Goal of the exercise: Print the whole listing exactly.

Data shown:
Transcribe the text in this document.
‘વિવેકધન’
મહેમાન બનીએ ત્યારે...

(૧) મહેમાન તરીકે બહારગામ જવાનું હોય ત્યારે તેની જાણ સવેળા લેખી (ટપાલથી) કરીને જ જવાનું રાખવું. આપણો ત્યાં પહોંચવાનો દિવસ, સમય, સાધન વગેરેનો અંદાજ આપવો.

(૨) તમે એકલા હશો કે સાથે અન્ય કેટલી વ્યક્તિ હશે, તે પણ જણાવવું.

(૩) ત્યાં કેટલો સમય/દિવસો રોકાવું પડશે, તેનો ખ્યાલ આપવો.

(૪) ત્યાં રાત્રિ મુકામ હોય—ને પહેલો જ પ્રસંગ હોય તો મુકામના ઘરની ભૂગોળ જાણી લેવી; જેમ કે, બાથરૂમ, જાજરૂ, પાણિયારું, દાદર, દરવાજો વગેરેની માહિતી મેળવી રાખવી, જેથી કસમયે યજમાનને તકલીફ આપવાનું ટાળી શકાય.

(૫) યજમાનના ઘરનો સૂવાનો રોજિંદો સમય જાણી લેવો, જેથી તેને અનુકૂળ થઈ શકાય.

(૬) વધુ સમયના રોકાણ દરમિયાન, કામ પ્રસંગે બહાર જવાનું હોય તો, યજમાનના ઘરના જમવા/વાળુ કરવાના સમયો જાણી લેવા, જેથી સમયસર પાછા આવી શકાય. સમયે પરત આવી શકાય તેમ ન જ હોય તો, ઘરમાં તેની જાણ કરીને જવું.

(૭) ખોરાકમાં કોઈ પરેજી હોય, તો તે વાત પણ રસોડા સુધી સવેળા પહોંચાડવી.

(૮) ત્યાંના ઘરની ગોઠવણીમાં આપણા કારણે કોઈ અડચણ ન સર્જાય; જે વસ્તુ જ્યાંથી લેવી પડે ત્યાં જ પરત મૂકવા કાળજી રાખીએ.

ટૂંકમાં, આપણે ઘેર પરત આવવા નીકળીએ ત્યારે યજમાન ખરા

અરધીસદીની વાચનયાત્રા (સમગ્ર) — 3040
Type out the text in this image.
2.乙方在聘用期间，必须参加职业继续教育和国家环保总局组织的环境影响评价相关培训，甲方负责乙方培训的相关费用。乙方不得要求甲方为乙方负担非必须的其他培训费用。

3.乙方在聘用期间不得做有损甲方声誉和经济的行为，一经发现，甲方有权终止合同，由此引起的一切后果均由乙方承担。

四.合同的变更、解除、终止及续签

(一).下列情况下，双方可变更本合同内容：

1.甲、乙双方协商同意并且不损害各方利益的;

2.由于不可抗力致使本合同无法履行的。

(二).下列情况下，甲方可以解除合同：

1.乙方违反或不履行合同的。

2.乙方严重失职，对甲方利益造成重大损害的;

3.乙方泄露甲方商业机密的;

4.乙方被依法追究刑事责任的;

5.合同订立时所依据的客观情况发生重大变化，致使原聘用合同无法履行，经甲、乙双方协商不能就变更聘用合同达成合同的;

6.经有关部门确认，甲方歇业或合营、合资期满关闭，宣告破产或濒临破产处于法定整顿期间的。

Task solution:
Transcribe the text in this document.
‘વિવેકધન’
મહેમાન બનીએ ત્યારે...

(૧) મહેમાન તરીકે બહારગામ જવાનું હોય ત્યારે તેની જાણ સવેળા લેખી (ટપાલથી) કરીને જ જવાનું રાખવું. આપણો ત્યાં પહોંચવાનો દિવસ, સમય, સાધન વગેરેનો અંદાજ આપવો.

(૨) તમે એકલા હશો કે સાથે અન્ય કેટલી વ્યક્તિ હશે, તે પણ જણાવવું.

(૩) ત્યાં કેટલો સમય/દિવસો રોકાવું પડશે, તેનો ખ્યાલ આપવો.

(૪) ત્યાં રાત્રિ મુકામ હોય—ને પહેલો જ પ્રસંગ હોય તો મુકામના ઘરની ભૂગોળ જાણી લેવી; જેમ કે, બાથરૂમ, જાજરૂ, પાણિયારું, દાદર, દરવાજો વગેરેની માહિતી મેળવી રાખવી, જેથી કસમયે યજમાનને તકલીફ આપવાનું ટાળી શકાય.

(૫) યજમાનના ઘરનો સૂવાનો રોજિંદો સમય જાણી લેવો, જેથી તેને અનુકૂળ થઈ શકાય.

(૬) વધુ સમયના રોકાણ દરમિયાન, કામ પ્રસંગે બહાર જવાનું હોય તો, યજમાનના ઘરના જમવા/વાળુ કરવાના સમયો જાણી લેવા, જેથી સમયસર પાછા આવી શકાય. સમયે પરત આવી શકાય તેમ ન જ હોય તો, ઘરમાં તેની જાણ કરીને જવું.

(૭) ખોરાકમાં કોઈ પરેજી હોય, તો તે વાત પણ રસોડા સુધી સવેળા પહોંચાડવી.

(૮) ત્યાંના ઘરની ગોઠવણીમાં આપણા કારણે કોઈ અડચણ ન સર્જાય; જે વસ્તુ જ્યાંથી લેવી પડે ત્યાં જ પરત મૂકવા કાળજી રાખીએ.

ટૂંકમાં, આપણે ઘેર પરત આવવા નીકળીએ ત્યારે યજમાન ખરા

અરધીસદીની વાચનયાત્રા (સમગ્ર) — 3040
Type out the text in this image.
2.乙方在聘用期间，必须参加职业继续教育和国家环保总局组织的环境影响评价相关培训，甲方负责乙方培训的相关费用。乙方不得要求甲方为乙方负担非必须的其他培训费用。

3.乙方在聘用期间不得做有损甲方声誉和经济的行为，一经发现，甲方有权终止合同，由此引起的一切后果均由乙方承担。

四.合同的变更、解除、终止及续签

(一).下列情况下，双方可变更本合同内容：

1.甲、乙双方协商同意并且不损害各方利益的;

2.由于不可抗力致使本合同无法履行的。

(二).下列情况下，甲方可以解除合同：

1.乙方违反或不履行合同的。

2.乙方严重失职，对甲方利益造成重大损害的;

3.乙方泄露甲方商业机密的;

4.乙方被依法追究刑事责任的;

5.合同订立时所依据的客观情况发生重大变化，致使原聘用合同无法履行，经甲、乙双方协商不能就变更聘用合同达成合同的;

6.经有关部门确认，甲方歇业或合营、合资期满关闭，宣告破产或濒临破产处于法定整顿期间的。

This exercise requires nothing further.